→ **The exercise**:
Rewrite the records from the line containing "Patent image size: (944, 1257)." through the line containing "The first fixing member 180 is at (282, 495)." as a Markdown table with two columns, Row and Text. Number each line in order and leave out blank lines.

→ **Extracted records**:
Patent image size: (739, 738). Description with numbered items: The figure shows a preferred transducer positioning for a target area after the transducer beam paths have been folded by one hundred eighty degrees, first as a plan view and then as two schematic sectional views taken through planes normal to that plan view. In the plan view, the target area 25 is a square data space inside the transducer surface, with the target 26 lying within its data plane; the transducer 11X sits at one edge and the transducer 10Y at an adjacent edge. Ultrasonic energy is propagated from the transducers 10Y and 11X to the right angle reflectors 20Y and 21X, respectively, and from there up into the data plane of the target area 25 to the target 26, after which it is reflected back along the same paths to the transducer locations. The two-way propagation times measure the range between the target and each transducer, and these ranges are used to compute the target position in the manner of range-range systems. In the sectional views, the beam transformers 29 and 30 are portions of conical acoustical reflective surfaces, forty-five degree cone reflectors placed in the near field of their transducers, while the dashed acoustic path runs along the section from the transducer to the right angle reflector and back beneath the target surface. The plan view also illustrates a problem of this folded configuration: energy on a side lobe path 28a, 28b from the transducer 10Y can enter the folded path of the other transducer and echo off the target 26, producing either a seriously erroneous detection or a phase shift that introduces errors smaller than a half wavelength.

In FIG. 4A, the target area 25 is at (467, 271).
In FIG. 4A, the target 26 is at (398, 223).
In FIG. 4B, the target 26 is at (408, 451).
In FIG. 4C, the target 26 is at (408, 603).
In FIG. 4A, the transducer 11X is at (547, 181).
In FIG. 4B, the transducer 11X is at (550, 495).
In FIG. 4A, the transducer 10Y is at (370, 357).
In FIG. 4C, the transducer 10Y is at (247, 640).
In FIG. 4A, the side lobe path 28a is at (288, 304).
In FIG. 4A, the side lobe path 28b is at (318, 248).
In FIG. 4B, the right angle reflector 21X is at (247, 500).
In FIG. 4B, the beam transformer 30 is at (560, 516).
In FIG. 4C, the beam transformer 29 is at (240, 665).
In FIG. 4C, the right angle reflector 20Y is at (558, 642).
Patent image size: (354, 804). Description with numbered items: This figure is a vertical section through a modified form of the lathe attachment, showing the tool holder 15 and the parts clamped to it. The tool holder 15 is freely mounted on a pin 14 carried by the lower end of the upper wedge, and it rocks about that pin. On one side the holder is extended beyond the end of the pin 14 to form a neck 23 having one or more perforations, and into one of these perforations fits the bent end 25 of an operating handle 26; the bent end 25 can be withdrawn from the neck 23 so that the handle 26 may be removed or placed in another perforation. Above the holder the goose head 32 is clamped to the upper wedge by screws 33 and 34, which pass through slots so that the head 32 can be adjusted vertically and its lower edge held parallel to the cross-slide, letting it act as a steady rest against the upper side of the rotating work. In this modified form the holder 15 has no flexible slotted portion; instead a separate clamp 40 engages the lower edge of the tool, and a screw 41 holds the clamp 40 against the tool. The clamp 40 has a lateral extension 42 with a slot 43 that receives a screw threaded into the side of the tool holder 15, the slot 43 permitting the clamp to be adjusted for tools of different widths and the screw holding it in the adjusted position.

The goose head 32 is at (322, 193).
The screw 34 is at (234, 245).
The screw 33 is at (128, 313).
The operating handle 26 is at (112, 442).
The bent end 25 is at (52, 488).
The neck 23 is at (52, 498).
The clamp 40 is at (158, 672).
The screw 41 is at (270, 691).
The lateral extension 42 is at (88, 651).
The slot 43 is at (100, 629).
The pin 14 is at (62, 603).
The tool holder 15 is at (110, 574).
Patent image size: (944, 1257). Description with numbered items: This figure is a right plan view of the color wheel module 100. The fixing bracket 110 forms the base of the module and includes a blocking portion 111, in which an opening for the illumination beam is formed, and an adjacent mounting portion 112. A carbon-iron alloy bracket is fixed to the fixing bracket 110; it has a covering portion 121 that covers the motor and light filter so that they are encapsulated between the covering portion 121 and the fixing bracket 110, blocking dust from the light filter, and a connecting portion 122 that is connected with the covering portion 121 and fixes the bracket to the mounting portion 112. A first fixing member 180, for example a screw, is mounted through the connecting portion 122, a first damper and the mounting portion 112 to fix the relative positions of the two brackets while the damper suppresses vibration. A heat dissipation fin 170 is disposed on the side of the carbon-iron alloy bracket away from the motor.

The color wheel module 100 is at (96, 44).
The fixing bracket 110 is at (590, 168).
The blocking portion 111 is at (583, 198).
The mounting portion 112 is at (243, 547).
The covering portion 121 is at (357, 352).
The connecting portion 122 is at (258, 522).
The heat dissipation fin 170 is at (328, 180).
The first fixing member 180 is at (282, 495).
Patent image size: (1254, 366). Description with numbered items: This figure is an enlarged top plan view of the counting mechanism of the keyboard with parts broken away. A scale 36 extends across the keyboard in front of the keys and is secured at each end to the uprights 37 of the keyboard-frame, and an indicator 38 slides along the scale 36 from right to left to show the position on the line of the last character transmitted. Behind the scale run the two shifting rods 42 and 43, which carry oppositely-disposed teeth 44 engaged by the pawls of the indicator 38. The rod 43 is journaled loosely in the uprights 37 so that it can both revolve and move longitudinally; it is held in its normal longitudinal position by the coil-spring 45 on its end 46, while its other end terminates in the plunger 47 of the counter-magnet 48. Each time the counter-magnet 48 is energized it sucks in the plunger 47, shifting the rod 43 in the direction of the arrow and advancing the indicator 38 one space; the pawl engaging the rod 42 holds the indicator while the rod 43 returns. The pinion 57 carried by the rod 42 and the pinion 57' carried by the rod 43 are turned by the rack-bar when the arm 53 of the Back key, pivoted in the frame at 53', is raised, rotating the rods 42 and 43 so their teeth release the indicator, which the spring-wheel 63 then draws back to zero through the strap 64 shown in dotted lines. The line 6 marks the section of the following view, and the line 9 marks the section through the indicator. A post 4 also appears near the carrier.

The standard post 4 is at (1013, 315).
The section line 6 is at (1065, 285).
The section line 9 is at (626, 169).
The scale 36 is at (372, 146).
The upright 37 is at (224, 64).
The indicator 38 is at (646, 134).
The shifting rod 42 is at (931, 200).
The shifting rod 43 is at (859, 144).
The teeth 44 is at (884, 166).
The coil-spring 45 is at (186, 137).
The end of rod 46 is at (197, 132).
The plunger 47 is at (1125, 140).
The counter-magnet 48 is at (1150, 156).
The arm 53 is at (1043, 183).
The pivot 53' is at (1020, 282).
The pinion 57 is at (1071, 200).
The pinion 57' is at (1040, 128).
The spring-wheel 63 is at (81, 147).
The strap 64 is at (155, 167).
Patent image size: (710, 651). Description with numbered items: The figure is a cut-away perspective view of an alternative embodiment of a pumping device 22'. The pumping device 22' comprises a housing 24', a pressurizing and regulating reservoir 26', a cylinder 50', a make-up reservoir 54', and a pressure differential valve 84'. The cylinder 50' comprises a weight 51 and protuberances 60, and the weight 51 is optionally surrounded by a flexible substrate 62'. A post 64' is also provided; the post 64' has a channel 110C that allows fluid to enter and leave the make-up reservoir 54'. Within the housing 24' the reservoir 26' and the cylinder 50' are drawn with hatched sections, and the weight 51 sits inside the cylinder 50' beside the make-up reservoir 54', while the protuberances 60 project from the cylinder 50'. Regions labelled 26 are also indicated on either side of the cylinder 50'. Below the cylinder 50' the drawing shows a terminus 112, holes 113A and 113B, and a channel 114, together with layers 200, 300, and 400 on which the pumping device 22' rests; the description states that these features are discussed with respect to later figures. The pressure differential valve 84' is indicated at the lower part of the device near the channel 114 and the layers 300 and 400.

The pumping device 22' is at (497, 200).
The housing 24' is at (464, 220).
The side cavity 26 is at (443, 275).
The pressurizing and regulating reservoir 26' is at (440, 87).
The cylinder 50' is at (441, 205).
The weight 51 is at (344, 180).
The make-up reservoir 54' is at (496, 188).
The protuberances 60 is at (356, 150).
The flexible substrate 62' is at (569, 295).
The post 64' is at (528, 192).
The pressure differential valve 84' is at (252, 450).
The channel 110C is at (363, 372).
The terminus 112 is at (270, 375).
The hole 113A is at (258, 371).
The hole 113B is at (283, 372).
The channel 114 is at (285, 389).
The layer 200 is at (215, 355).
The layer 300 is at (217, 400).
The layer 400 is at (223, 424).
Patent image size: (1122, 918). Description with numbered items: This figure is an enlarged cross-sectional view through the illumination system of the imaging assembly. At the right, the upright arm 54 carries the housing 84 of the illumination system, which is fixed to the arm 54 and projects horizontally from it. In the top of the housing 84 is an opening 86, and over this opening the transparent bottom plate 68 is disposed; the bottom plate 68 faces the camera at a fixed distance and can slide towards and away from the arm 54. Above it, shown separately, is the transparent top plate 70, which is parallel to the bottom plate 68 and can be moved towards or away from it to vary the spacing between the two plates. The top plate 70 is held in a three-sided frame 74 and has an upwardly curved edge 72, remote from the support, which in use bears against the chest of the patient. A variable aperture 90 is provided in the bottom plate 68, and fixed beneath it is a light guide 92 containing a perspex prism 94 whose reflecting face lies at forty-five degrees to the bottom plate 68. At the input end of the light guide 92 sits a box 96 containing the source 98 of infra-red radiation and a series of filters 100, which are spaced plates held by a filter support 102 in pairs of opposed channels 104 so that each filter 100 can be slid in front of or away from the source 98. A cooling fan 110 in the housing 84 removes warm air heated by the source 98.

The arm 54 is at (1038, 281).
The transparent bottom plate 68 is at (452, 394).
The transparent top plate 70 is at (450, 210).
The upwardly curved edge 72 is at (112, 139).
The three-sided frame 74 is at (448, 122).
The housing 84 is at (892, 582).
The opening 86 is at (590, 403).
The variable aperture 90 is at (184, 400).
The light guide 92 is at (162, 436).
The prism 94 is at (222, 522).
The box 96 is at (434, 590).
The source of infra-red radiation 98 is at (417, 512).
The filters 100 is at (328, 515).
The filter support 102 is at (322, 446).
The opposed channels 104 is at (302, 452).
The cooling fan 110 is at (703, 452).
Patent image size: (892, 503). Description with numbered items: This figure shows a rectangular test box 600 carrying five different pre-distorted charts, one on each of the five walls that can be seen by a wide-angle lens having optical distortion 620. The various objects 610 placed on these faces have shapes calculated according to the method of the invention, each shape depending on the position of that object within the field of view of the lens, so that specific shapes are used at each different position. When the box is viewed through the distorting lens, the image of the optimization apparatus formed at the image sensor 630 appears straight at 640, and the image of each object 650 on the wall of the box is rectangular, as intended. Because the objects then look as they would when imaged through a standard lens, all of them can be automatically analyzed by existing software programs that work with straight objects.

→ **Expected answer**:
| Row | Text |
|---|---|
| 1 | Patent image size: (944, 1257). Description with numbered items: This figure is a right plan view of the color wheel module 100. The fixing bracket 110 forms the base of the module and includes a blocking portion 111, in which an opening for the illumination beam is formed, and an adjacent mounting portion 112. A carbon-iron alloy bracket is fixed to the fixing bracket 110; it has a covering portion 121 that covers the motor and light filter so that they are encapsulated between the covering portion 121 and the fixing bracket 110, blocking dust from the light filter, and a connecting portion 122 that is connected with the covering portion 121 and fixes the bracket to the mounting portion 112. A first fixing member 180, for example a screw, is mounted through the connecting portion 122, a first damper and the mounting portion 112 to fix the relative positions of the two brackets while the damper suppresses vibration. A heat dissipation fin 170 is disposed on the side of the carbon-iron alloy bracket away from the motor. |
| 2 | The color wheel module 100 is at (96, 44). |
| 3 | The fixing bracket 110 is at (590, 168). |
| 4 | The blocking portion 111 is at (583, 198). |
| 5 | The mounting portion 112 is at (243, 547). |
| 6 | The covering portion 121 is at (357, 352). |
| 7 | The connecting portion 122 is at (258, 522). |
| 8 | The heat dissipation fin 170 is at (328, 180). |
| 9 | The first fixing member 180 is at (282, 495). |